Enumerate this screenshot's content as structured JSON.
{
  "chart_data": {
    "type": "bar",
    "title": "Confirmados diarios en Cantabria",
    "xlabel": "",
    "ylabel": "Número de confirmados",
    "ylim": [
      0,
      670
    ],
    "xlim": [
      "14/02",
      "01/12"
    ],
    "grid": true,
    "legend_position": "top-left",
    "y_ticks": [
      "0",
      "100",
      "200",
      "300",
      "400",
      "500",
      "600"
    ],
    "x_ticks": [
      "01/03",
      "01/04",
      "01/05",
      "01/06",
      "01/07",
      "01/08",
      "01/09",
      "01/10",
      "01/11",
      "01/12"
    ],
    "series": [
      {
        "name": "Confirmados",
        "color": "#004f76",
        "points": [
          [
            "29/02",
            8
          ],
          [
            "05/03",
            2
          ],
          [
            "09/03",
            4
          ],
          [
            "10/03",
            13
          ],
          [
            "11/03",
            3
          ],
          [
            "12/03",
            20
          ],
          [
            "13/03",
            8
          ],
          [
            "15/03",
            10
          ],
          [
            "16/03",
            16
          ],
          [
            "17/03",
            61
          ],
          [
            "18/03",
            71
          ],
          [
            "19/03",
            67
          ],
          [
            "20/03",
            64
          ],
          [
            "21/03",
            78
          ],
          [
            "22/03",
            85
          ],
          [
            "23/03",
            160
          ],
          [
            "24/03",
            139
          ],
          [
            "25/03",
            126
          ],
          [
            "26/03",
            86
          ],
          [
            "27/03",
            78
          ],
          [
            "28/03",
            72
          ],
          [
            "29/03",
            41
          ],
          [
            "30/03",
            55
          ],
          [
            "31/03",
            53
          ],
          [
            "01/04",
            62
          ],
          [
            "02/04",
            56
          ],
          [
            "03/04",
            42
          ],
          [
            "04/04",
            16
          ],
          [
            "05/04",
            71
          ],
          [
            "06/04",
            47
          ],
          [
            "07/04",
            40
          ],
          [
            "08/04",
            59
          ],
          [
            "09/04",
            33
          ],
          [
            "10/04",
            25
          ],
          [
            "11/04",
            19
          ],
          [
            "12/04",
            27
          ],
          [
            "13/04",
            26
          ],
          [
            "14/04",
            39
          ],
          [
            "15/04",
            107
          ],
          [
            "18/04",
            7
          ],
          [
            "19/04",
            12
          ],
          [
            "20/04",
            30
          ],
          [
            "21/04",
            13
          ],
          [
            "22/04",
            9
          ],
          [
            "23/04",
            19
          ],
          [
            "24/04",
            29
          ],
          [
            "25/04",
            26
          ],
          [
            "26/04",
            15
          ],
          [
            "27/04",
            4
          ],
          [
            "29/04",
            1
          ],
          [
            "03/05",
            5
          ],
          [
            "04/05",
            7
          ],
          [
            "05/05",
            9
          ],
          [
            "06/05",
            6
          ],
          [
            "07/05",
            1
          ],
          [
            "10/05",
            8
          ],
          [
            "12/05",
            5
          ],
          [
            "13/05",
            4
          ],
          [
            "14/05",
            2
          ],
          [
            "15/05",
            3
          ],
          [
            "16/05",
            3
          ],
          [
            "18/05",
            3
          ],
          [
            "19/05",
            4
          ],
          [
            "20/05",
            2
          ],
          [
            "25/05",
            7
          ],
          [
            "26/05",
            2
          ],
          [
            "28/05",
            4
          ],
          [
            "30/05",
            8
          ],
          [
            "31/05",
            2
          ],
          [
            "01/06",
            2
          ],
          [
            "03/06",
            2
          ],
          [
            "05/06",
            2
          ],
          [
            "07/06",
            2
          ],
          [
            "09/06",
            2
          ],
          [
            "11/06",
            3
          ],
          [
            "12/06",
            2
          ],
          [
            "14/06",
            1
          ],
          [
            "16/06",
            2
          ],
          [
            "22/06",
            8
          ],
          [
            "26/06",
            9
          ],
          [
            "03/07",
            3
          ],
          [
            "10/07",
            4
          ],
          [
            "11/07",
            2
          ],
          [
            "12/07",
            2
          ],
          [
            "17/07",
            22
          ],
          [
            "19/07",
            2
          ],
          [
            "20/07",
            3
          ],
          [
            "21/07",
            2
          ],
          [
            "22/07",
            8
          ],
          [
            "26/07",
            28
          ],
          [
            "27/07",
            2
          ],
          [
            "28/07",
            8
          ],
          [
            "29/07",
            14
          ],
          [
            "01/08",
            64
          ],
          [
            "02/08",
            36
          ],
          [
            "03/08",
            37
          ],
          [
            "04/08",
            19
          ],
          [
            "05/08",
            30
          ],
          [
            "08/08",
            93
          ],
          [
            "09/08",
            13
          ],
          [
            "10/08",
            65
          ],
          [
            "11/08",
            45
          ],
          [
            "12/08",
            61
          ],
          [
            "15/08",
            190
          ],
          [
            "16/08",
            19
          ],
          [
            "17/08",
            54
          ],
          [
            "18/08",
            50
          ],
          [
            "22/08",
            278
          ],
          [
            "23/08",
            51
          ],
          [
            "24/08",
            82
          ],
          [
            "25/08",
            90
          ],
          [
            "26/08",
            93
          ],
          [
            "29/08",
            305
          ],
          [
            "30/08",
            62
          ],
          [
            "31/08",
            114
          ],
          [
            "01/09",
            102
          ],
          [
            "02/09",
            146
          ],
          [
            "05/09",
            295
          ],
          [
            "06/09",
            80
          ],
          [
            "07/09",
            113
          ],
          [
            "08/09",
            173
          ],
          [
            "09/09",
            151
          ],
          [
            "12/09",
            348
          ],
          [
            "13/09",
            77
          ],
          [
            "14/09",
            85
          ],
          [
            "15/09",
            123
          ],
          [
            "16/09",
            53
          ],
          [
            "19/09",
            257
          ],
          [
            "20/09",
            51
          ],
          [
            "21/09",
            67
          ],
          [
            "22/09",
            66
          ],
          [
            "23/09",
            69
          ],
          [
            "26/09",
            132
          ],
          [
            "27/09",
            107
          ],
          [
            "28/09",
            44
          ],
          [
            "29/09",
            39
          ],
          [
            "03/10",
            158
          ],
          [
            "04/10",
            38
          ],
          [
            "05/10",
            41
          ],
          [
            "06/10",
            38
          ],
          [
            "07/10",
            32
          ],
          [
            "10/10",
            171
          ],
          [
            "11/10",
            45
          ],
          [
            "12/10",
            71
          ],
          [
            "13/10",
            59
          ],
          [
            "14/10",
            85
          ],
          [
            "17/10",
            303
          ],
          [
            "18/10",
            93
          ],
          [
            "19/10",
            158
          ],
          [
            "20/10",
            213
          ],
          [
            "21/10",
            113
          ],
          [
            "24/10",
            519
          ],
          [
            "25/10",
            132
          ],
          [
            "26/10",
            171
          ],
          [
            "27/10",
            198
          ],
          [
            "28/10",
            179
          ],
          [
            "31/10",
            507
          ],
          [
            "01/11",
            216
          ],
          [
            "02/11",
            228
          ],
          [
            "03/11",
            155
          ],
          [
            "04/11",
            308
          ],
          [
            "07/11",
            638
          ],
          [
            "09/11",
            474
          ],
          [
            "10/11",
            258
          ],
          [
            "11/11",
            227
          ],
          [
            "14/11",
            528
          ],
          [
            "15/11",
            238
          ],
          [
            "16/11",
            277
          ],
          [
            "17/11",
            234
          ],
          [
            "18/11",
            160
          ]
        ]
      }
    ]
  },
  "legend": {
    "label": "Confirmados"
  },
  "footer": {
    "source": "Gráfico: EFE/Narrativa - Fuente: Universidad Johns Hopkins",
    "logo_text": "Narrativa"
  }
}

* **OBJECTIVE**
Print out every entry, keeping each one exact.

* **WRITTEN ANSWER**
Enumerate this screenshot's content as structured JSON.
{
  "chart_data": {
    "type": "bar",
    "title": "Confirmados diarios en Cantabria",
    "xlabel": "",
    "ylabel": "Número de confirmados",
    "ylim": [
      0,
      670
    ],
    "xlim": [
      "14/02",
      "01/12"
    ],
    "grid": true,
    "legend_position": "top-left",
    "y_ticks": [
      "0",
      "100",
      "200",
      "300",
      "400",
      "500",
      "600"
    ],
    "x_ticks": [
      "01/03",
      "01/04",
      "01/05",
      "01/06",
      "01/07",
      "01/08",
      "01/09",
      "01/10",
      "01/11",
      "01/12"
    ],
    "series": [
      {
        "name": "Confirmados",
        "color": "#004f76",
        "points": [
          [
            "29/02",
            8
          ],
          [
            "05/03",
            2
          ],
          [
            "09/03",
            4
          ],
          [
            "10/03",
            13
          ],
          [
            "11/03",
            3
          ],
          [
            "12/03",
            20
          ],
          [
            "13/03",
            8
          ],
          [
            "15/03",
            10
          ],
          [
            "16/03",
            16
          ],
          [
            "17/03",
            61
          ],
          [
            "18/03",
            71
          ],
          [
            "19/03",
            67
          ],
          [
            "20/03",
            64
          ],
          [
            "21/03",
            78
          ],
          [
            "22/03",
            85
          ],
          [
            "23/03",
            160
          ],
          [
            "24/03",
            139
          ],
          [
            "25/03",
            126
          ],
          [
            "26/03",
            86
          ],
          [
            "27/03",
            78
          ],
          [
            "28/03",
            72
          ],
          [
            "29/03",
            41
          ],
          [
            "30/03",
            55
          ],
          [
            "31/03",
            53
          ],
          [
            "01/04",
            62
          ],
          [
            "02/04",
            56
          ],
          [
            "03/04",
            42
          ],
          [
            "04/04",
            16
          ],
          [
            "05/04",
            71
          ],
          [
            "06/04",
            47
          ],
          [
            "07/04",
            40
          ],
          [
            "08/04",
            59
          ],
          [
            "09/04",
            33
          ],
          [
            "10/04",
            25
          ],
          [
            "11/04",
            19
          ],
          [
            "12/04",
            27
          ],
          [
            "13/04",
            26
          ],
          [
            "14/04",
            39
          ],
          [
            "15/04",
            107
          ],
          [
            "18/04",
            7
          ],
          [
            "19/04",
            12
          ],
          [
            "20/04",
            30
          ],
          [
            "21/04",
            13
          ],
          [
            "22/04",
            9
          ],
          [
            "23/04",
            19
          ],
          [
            "24/04",
            29
          ],
          [
            "25/04",
            26
          ],
          [
            "26/04",
            15
          ],
          [
            "27/04",
            4
          ],
          [
            "29/04",
            1
          ],
          [
            "03/05",
            5
          ],
          [
            "04/05",
            7
          ],
          [
            "05/05",
            9
          ],
          [
            "06/05",
            6
          ],
          [
            "07/05",
            1
          ],
          [
            "10/05",
            8
          ],
          [
            "12/05",
            5
          ],
          [
            "13/05",
            4
          ],
          [
            "14/05",
            2
          ],
          [
            "15/05",
            3
          ],
          [
            "16/05",
            3
          ],
          [
            "18/05",
            3
          ],
          [
            "19/05",
            4
          ],
          [
            "20/05",
            2
          ],
          [
            "25/05",
            7
          ],
          [
            "26/05",
            2
          ],
          [
            "28/05",
            4
          ],
          [
            "30/05",
            8
          ],
          [
            "31/05",
            2
          ],
          [
            "01/06",
            2
          ],
          [
            "03/06",
            2
          ],
          [
            "05/06",
            2
          ],
          [
            "07/06",
            2
          ],
          [
            "09/06",
            2
          ],
          [
            "11/06",
            3
          ],
          [
            "12/06",
            2
          ],
          [
            "14/06",
            1
          ],
          [
            "16/06",
            2
          ],
          [
            "22/06",
            8
          ],
          [
            "26/06",
            9
          ],
          [
            "03/07",
            3
          ],
          [
            "10/07",
            4
          ],
          [
            "11/07",
            2
          ],
          [
            "12/07",
            2
          ],
          [
            "17/07",
            22
          ],
          [
            "19/07",
            2
          ],
          [
            "20/07",
            3
          ],
          [
            "21/07",
            2
          ],
          [
            "22/07",
            8
          ],
          [
            "26/07",
            28
          ],
          [
            "27/07",
            2
          ],
          [
            "28/07",
            8
          ],
          [
            "29/07",
            14
          ],
          [
            "01/08",
            64
          ],
          [
            "02/08",
            36
          ],
          [
            "03/08",
            37
          ],
          [
            "04/08",
            19
          ],
          [
            "05/08",
            30
          ],
          [
            "08/08",
            93
          ],
          [
            "09/08",
            13
          ],
          [
            "10/08",
            65
          ],
          [
            "11/08",
            45
          ],
          [
            "12/08",
            61
          ],
          [
            "15/08",
            190
          ],
          [
            "16/08",
            19
          ],
          [
            "17/08",
            54
          ],
          [
            "18/08",
            50
          ],
          [
            "22/08",
            278
          ],
          [
            "23/08",
            51
          ],
          [
            "24/08",
            82
          ],
          [
            "25/08",
            90
          ],
          [
            "26/08",
            93
          ],
          [
            "29/08",
            305
          ],
          [
            "30/08",
            62
          ],
          [
            "31/08",
            114
          ],
          [
            "01/09",
            102
          ],
          [
            "02/09",
            146
          ],
          [
            "05/09",
            295
          ],
          [
            "06/09",
            80
          ],
          [
            "07/09",
            113
          ],
          [
            "08/09",
            173
          ],
          [
            "09/09",
            151
          ],
          [
            "12/09",
            348
          ],
          [
            "13/09",
            77
          ],
          [
            "14/09",
            85
          ],
          [
            "15/09",
            123
          ],
          [
            "16/09",
            53
          ],
          [
            "19/09",
            257
          ],
          [
            "20/09",
            51
          ],
          [
            "21/09",
            67
          ],
          [
            "22/09",
            66
          ],
          [
            "23/09",
            69
          ],
          [
            "26/09",
            132
          ],
          [
            "27/09",
            107
          ],
          [
            "28/09",
            44
          ],
          [
            "29/09",
            39
          ],
          [
            "03/10",
            158
          ],
          [
            "04/10",
            38
          ],
          [
            "05/10",
            41
          ],
          [
            "06/10",
            38
          ],
          [
            "07/10",
            32
          ],
          [
            "10/10",
            171
          ],
          [
            "11/10",
            45
          ],
          [
            "12/10",
            71
          ],
          [
            "13/10",
            59
          ],
          [
            "14/10",
            85
          ],
          [
            "17/10",
            303
          ],
          [
            "18/10",
            93
          ],
          [
            "19/10",
            158
          ],
          [
            "20/10",
            213
          ],
          [
            "21/10",
            113
          ],
          [
            "24/10",
            519
          ],
          [
            "25/10",
            132
          ],
          [
            "26/10",
            171
          ],
          [
            "27/10",
            198
          ],
          [
            "28/10",
            179
          ],
          [
            "31/10",
            507
          ],
          [
            "01/11",
            216
          ],
          [
            "02/11",
            228
          ],
          [
            "03/11",
            155
          ],
          [
            "04/11",
            308
          ],
          [
            "07/11",
            638
          ],
          [
            "09/11",
            474
          ],
          [
            "10/11",
            258
          ],
          [
            "11/11",
            227
          ],
          [
            "14/11",
            528
          ],
          [
            "15/11",
            238
          ],
          [
            "16/11",
            277
          ],
          [
            "17/11",
            234
          ],
          [
            "18/11",
            160
          ]
        ]
      }
    ]
  },
  "legend": {
    "label": "Confirmados"
  },
  "footer": {
    "source": "Gráfico: EFE/Narrativa - Fuente: Universidad Johns Hopkins",
    "logo_text": "Narrativa"
  }
}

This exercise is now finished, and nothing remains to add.